— Short exercise —
Please print the full listing exactly.

Records from a data source:
start

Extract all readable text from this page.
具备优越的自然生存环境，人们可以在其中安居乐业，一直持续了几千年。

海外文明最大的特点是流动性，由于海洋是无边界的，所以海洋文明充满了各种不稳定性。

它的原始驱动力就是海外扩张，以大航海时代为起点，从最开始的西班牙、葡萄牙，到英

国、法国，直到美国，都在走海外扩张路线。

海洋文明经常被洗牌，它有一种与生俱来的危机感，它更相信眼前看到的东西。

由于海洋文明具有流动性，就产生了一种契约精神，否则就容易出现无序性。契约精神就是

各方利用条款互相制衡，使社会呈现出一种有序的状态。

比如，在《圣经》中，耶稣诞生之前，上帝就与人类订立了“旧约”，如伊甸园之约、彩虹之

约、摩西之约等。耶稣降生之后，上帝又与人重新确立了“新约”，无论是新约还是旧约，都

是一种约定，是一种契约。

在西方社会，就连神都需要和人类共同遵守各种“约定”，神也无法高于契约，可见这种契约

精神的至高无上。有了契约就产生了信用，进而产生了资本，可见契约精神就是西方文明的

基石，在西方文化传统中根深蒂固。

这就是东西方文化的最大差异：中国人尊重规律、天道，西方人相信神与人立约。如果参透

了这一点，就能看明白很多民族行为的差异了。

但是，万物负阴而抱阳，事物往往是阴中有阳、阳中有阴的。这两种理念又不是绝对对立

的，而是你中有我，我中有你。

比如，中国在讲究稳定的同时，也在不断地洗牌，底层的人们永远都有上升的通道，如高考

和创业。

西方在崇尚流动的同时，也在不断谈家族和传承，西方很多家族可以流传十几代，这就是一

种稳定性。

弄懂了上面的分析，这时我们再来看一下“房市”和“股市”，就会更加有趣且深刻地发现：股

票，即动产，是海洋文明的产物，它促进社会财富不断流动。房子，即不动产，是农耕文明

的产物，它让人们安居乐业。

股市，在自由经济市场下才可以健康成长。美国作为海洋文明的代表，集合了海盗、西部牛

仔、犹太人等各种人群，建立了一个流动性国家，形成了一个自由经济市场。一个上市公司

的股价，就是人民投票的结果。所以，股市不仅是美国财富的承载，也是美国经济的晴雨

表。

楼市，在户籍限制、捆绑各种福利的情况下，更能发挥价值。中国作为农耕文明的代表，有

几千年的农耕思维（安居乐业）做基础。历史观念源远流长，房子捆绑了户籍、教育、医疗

end

— Right answer —
Extract all readable text from this page.
具备优越的自然生存环境，人们可以在其中安居乐业，一直持续了几千年。

海外文明最大的特点是流动性，由于海洋是无边界的，所以海洋文明充满了各种不稳定性。

它的原始驱动力就是海外扩张，以大航海时代为起点，从最开始的西班牙、葡萄牙，到英

国、法国，直到美国，都在走海外扩张路线。

海洋文明经常被洗牌，它有一种与生俱来的危机感，它更相信眼前看到的东西。

由于海洋文明具有流动性，就产生了一种契约精神，否则就容易出现无序性。契约精神就是

各方利用条款互相制衡，使社会呈现出一种有序的状态。

比如，在《圣经》中，耶稣诞生之前，上帝就与人类订立了“旧约”，如伊甸园之约、彩虹之

约、摩西之约等。耶稣降生之后，上帝又与人重新确立了“新约”，无论是新约还是旧约，都

是一种约定，是一种契约。

在西方社会，就连神都需要和人类共同遵守各种“约定”，神也无法高于契约，可见这种契约

精神的至高无上。有了契约就产生了信用，进而产生了资本，可见契约精神就是西方文明的

基石，在西方文化传统中根深蒂固。

这就是东西方文化的最大差异：中国人尊重规律、天道，西方人相信神与人立约。如果参透

了这一点，就能看明白很多民族行为的差异了。

但是，万物负阴而抱阳，事物往往是阴中有阳、阳中有阴的。这两种理念又不是绝对对立

的，而是你中有我，我中有你。

比如，中国在讲究稳定的同时，也在不断地洗牌，底层的人们永远都有上升的通道，如高考

和创业。

西方在崇尚流动的同时，也在不断谈家族和传承，西方很多家族可以流传十几代，这就是一

种稳定性。

弄懂了上面的分析，这时我们再来看一下“房市”和“股市”，就会更加有趣且深刻地发现：股

票，即动产，是海洋文明的产物，它促进社会财富不断流动。房子，即不动产，是农耕文明

的产物，它让人们安居乐业。

股市，在自由经济市场下才可以健康成长。美国作为海洋文明的代表，集合了海盗、西部牛

仔、犹太人等各种人群，建立了一个流动性国家，形成了一个自由经济市场。一个上市公司

的股价，就是人民投票的结果。所以，股市不仅是美国财富的承载，也是美国经济的晴雨

表。

楼市，在户籍限制、捆绑各种福利的情况下，更能发挥价值。中国作为农耕文明的代表，有

几千年的农耕思维（安居乐业）做基础。历史观念源远流长，房子捆绑了户籍、教育、医疗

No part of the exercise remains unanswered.